Exercise details:
Each entry that follows must be output without any deviation.
* * *
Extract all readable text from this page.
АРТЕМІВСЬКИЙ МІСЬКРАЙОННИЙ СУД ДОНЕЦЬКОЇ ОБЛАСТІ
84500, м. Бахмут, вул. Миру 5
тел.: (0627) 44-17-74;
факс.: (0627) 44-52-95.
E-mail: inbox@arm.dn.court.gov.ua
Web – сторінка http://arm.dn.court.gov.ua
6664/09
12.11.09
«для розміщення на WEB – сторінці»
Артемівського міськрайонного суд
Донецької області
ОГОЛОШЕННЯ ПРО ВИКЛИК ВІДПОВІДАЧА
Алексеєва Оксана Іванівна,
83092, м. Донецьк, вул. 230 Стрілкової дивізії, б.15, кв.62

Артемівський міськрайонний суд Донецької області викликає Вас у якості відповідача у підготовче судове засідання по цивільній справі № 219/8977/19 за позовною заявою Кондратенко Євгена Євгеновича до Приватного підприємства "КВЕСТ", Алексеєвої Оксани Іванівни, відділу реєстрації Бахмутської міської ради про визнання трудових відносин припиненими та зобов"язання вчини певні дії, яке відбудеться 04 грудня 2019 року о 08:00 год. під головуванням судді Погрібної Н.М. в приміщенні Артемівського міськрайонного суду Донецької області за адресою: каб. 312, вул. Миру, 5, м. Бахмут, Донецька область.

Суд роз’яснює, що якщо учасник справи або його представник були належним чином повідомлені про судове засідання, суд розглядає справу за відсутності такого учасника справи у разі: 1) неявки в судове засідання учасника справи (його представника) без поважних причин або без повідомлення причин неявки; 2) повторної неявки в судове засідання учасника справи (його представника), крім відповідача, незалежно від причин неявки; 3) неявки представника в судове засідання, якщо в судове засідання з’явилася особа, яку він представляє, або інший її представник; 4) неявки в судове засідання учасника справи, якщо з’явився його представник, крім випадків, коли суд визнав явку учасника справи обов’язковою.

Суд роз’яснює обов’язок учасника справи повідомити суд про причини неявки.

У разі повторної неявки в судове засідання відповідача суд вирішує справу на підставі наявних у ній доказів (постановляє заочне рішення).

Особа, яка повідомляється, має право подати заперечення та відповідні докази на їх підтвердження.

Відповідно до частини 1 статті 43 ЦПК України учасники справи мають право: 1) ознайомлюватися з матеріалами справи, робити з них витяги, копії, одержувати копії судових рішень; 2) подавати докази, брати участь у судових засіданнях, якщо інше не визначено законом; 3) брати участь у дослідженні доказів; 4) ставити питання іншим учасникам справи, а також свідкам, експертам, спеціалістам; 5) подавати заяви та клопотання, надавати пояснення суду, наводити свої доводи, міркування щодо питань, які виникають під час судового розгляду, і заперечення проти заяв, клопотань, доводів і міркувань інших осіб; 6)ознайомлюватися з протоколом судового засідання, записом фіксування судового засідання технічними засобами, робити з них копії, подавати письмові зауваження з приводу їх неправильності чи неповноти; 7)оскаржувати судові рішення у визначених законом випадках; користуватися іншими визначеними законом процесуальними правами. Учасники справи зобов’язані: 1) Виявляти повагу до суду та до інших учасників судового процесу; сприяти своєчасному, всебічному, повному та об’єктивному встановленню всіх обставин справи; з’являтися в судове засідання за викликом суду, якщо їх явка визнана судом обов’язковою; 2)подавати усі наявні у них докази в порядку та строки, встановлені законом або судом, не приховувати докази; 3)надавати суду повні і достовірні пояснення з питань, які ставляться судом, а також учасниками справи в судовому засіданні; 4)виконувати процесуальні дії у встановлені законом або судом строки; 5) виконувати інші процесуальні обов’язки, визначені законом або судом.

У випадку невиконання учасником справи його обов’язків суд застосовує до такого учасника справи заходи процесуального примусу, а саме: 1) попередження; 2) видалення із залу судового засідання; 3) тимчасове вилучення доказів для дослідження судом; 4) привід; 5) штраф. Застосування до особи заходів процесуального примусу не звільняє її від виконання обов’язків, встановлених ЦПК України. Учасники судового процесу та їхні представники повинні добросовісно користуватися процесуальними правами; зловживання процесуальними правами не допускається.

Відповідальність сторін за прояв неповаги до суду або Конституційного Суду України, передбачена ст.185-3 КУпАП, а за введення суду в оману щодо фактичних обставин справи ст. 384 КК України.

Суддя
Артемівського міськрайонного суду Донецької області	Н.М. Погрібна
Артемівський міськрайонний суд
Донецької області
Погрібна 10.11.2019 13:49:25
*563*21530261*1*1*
* * *
Solution to this task:
Extract all readable text from this page.
АРТЕМІВСЬКИЙ МІСЬКРАЙОННИЙ СУД ДОНЕЦЬКОЇ ОБЛАСТІ
84500, м. Бахмут, вул. Миру 5
тел.: (0627) 44-17-74;
факс.: (0627) 44-52-95.
E-mail: inbox@arm.dn.court.gov.ua
Web – сторінка http://arm.dn.court.gov.ua
6664/09
12.11.09
«для розміщення на WEB – сторінці»
Артемівського міськрайонного суд
Донецької області
ОГОЛОШЕННЯ ПРО ВИКЛИК ВІДПОВІДАЧА
Алексеєва Оксана Іванівна,
83092, м. Донецьк, вул. 230 Стрілкової дивізії, б.15, кв.62

Артемівський міськрайонний суд Донецької області викликає Вас у якості відповідача у підготовче судове засідання по цивільній справі № 219/8977/19 за позовною заявою Кондратенко Євгена Євгеновича до Приватного підприємства "КВЕСТ", Алексеєвої Оксани Іванівни, відділу реєстрації Бахмутської міської ради про визнання трудових відносин припиненими та зобов"язання вчини певні дії, яке відбудеться 04 грудня 2019 року о 08:00 год. під головуванням судді Погрібної Н.М. в приміщенні Артемівського міськрайонного суду Донецької області за адресою: каб. 312, вул. Миру, 5, м. Бахмут, Донецька область.

Суд роз’яснює, що якщо учасник справи або його представник були належним чином повідомлені про судове засідання, суд розглядає справу за відсутності такого учасника справи у разі: 1) неявки в судове засідання учасника справи (його представника) без поважних причин або без повідомлення причин неявки; 2) повторної неявки в судове засідання учасника справи (його представника), крім відповідача, незалежно від причин неявки; 3) неявки представника в судове засідання, якщо в судове засідання з’явилася особа, яку він представляє, або інший її представник; 4) неявки в судове засідання учасника справи, якщо з’явився його представник, крім випадків, коли суд визнав явку учасника справи обов’язковою.

Суд роз’яснює обов’язок учасника справи повідомити суд про причини неявки.

У разі повторної неявки в судове засідання відповідача суд вирішує справу на підставі наявних у ній доказів (постановляє заочне рішення).

Особа, яка повідомляється, має право подати заперечення та відповідні докази на їх підтвердження.

Відповідно до частини 1 статті 43 ЦПК України учасники справи мають право: 1) ознайомлюватися з матеріалами справи, робити з них витяги, копії, одержувати копії судових рішень; 2) подавати докази, брати участь у судових засіданнях, якщо інше не визначено законом; 3) брати участь у дослідженні доказів; 4) ставити питання іншим учасникам справи, а також свідкам, експертам, спеціалістам; 5) подавати заяви та клопотання, надавати пояснення суду, наводити свої доводи, міркування щодо питань, які виникають під час судового розгляду, і заперечення проти заяв, клопотань, доводів і міркувань інших осіб; 6)ознайомлюватися з протоколом судового засідання, записом фіксування судового засідання технічними засобами, робити з них копії, подавати письмові зауваження з приводу їх неправильності чи неповноти; 7)оскаржувати судові рішення у визначених законом випадках; користуватися іншими визначеними законом процесуальними правами. Учасники справи зобов’язані: 1) Виявляти повагу до суду та до інших учасників судового процесу; сприяти своєчасному, всебічному, повному та об’єктивному встановленню всіх обставин справи; з’являтися в судове засідання за викликом суду, якщо їх явка визнана судом обов’язковою; 2)подавати усі наявні у них докази в порядку та строки, встановлені законом або судом, не приховувати докази; 3)надавати суду повні і достовірні пояснення з питань, які ставляться судом, а також учасниками справи в судовому засіданні; 4)виконувати процесуальні дії у встановлені законом або судом строки; 5) виконувати інші процесуальні обов’язки, визначені законом або судом.

У випадку невиконання учасником справи його обов’язків суд застосовує до такого учасника справи заходи процесуального примусу, а саме: 1) попередження; 2) видалення із залу судового засідання; 3) тимчасове вилучення доказів для дослідження судом; 4) привід; 5) штраф. Застосування до особи заходів процесуального примусу не звільняє її від виконання обов’язків, встановлених ЦПК України. Учасники судового процесу та їхні представники повинні добросовісно користуватися процесуальними правами; зловживання процесуальними правами не допускається.

Відповідальність сторін за прояв неповаги до суду або Конституційного Суду України, передбачена ст.185-3 КУпАП, а за введення суду в оману щодо фактичних обставин справи ст. 384 КК України.

Суддя
Артемівського міськрайонного суду Донецької області	Н.М. Погрібна
Артемівський міськрайонний суд
Донецької області
Погрібна 10.11.2019 13:49:25
*563*21530261*1*1*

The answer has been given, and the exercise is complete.